Chart and figure data
^^^^
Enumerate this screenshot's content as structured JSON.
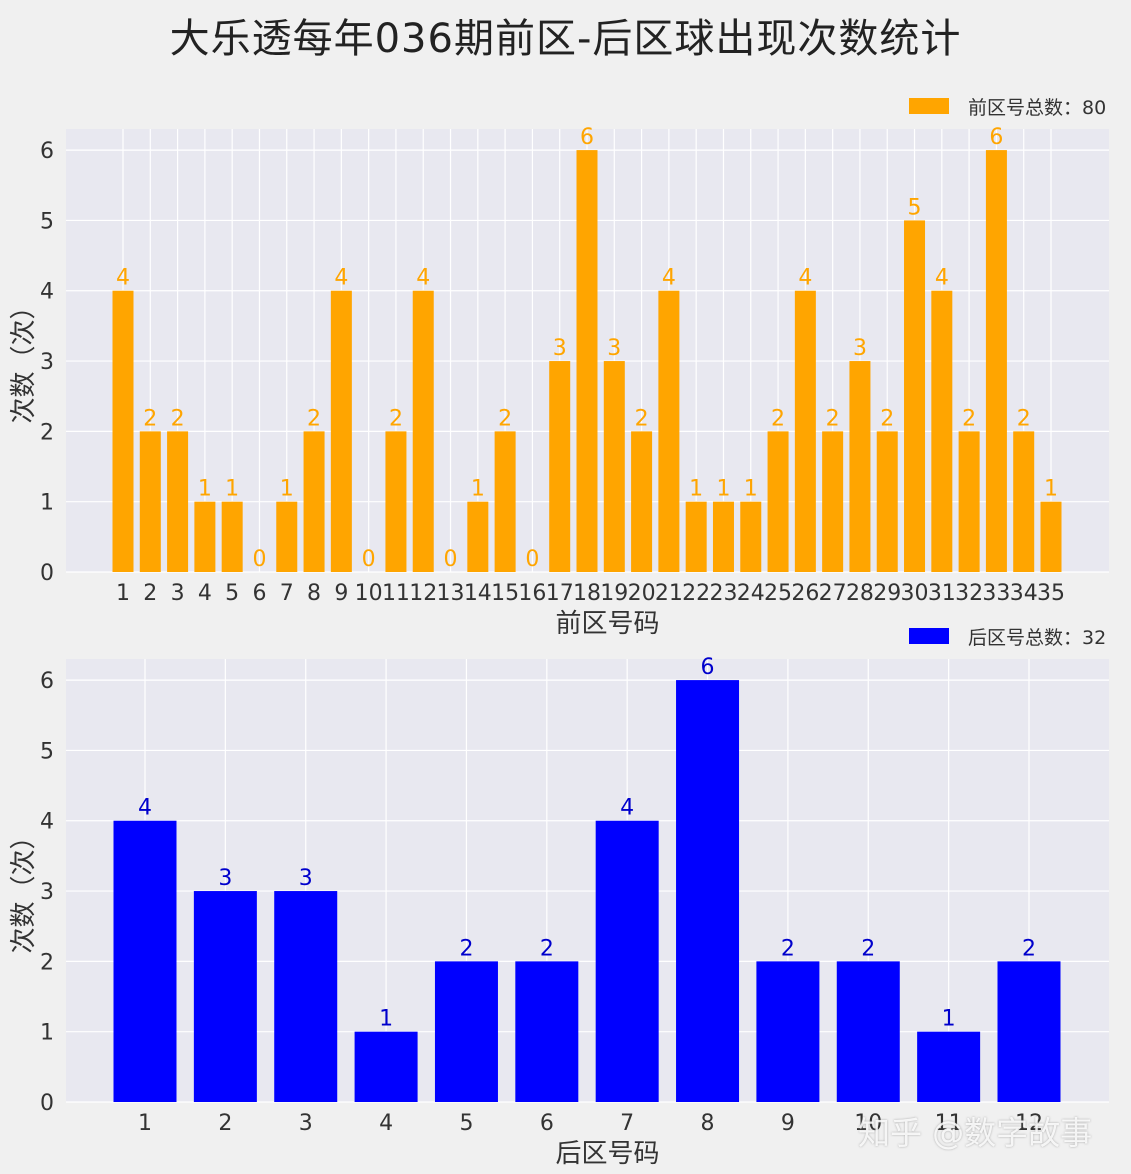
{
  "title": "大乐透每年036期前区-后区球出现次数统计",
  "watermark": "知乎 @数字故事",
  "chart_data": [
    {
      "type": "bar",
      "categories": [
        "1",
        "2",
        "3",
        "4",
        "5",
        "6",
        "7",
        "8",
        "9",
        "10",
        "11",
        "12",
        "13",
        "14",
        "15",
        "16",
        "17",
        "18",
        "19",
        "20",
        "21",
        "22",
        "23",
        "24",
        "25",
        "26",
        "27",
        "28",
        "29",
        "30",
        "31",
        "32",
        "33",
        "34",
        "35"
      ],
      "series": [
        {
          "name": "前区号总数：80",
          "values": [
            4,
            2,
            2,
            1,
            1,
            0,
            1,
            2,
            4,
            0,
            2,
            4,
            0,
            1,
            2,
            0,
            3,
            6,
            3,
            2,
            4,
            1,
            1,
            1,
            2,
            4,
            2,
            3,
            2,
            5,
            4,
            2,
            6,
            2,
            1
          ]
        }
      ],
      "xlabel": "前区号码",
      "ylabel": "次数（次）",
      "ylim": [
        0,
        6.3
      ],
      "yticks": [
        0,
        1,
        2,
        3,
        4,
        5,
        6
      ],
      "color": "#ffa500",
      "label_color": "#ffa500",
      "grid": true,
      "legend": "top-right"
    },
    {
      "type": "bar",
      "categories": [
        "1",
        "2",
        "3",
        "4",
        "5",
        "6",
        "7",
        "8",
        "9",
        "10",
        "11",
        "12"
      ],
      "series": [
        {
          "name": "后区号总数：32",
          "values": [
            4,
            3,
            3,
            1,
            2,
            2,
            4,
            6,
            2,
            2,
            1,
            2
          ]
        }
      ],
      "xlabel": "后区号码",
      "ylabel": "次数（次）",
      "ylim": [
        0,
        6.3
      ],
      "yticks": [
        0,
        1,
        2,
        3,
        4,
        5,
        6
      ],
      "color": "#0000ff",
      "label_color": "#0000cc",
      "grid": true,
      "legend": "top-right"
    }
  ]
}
^^^^
OBJECTIVE: Repeat the material above in full and exactly, omitting the pictures.

EXERCISE OUTPUT:
Enumerate this screenshot's content as structured JSON.
{
  "title": "大乐透每年036期前区-后区球出现次数统计",
  "watermark": "知乎 @数字故事",
  "chart_data": [
    {
      "type": "bar",
      "categories": [
        "1",
        "2",
        "3",
        "4",
        "5",
        "6",
        "7",
        "8",
        "9",
        "10",
        "11",
        "12",
        "13",
        "14",
        "15",
        "16",
        "17",
        "18",
        "19",
        "20",
        "21",
        "22",
        "23",
        "24",
        "25",
        "26",
        "27",
        "28",
        "29",
        "30",
        "31",
        "32",
        "33",
        "34",
        "35"
      ],
      "series": [
        {
          "name": "前区号总数：80",
          "values": [
            4,
            2,
            2,
            1,
            1,
            0,
            1,
            2,
            4,
            0,
            2,
            4,
            0,
            1,
            2,
            0,
            3,
            6,
            3,
            2,
            4,
            1,
            1,
            1,
            2,
            4,
            2,
            3,
            2,
            5,
            4,
            2,
            6,
            2,
            1
          ]
        }
      ],
      "xlabel": "前区号码",
      "ylabel": "次数（次）",
      "ylim": [
        0,
        6.3
      ],
      "yticks": [
        0,
        1,
        2,
        3,
        4,
        5,
        6
      ],
      "color": "#ffa500",
      "label_color": "#ffa500",
      "grid": true,
      "legend": "top-right"
    },
    {
      "type": "bar",
      "categories": [
        "1",
        "2",
        "3",
        "4",
        "5",
        "6",
        "7",
        "8",
        "9",
        "10",
        "11",
        "12"
      ],
      "series": [
        {
          "name": "后区号总数：32",
          "values": [
            4,
            3,
            3,
            1,
            2,
            2,
            4,
            6,
            2,
            2,
            1,
            2
          ]
        }
      ],
      "xlabel": "后区号码",
      "ylabel": "次数（次）",
      "ylim": [
        0,
        6.3
      ],
      "yticks": [
        0,
        1,
        2,
        3,
        4,
        5,
        6
      ],
      "color": "#0000ff",
      "label_color": "#0000cc",
      "grid": true,
      "legend": "top-right"
    }
  ]
}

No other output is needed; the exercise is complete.